::: Exercise material
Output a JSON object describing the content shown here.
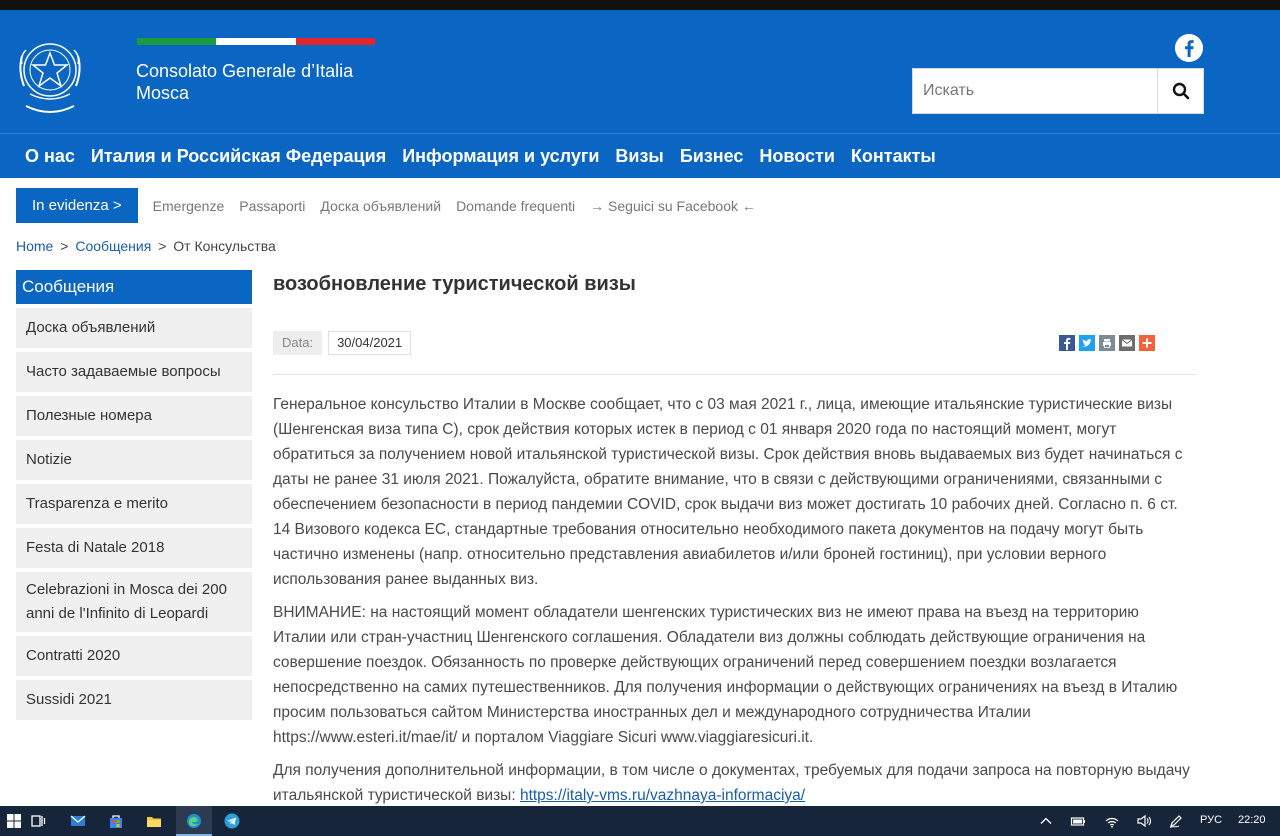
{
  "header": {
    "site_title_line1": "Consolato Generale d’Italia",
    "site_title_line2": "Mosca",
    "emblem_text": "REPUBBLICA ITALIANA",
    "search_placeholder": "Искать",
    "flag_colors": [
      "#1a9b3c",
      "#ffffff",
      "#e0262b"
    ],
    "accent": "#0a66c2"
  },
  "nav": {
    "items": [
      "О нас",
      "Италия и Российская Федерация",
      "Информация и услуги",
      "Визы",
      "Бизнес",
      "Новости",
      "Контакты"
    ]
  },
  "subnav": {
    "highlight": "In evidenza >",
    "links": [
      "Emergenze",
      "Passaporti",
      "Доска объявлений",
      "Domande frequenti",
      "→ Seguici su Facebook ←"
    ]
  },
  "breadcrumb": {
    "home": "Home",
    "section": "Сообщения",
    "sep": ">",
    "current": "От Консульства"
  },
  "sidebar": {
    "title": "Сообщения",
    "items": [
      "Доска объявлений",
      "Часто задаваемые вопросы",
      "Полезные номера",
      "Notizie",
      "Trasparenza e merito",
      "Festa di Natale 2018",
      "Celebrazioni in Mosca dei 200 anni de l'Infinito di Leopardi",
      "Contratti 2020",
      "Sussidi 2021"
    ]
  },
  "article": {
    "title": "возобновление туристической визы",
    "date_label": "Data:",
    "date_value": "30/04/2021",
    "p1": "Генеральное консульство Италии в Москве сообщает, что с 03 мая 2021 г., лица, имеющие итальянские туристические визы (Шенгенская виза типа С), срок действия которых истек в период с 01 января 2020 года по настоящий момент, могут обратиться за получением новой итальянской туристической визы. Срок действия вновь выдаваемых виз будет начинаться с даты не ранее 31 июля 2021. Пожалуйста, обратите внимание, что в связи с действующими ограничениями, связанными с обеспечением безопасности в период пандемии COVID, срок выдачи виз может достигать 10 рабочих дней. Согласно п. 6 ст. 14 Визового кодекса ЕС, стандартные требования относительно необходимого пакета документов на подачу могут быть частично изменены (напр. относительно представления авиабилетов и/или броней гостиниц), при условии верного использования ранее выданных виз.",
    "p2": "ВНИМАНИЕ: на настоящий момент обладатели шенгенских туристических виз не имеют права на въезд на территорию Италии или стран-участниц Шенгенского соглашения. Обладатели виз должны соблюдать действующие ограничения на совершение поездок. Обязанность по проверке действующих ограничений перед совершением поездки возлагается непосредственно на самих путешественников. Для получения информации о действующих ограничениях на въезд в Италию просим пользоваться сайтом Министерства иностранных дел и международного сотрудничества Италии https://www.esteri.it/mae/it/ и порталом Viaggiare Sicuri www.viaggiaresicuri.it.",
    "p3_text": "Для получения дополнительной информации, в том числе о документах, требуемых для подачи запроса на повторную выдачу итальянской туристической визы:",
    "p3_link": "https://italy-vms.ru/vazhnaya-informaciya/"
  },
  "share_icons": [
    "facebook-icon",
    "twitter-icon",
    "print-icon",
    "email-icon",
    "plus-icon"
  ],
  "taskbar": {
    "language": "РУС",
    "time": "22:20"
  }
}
::::::
**What needs to be done:** Give only the number of lines in the material above that hold the word "информации".

**Answer for the task:** 2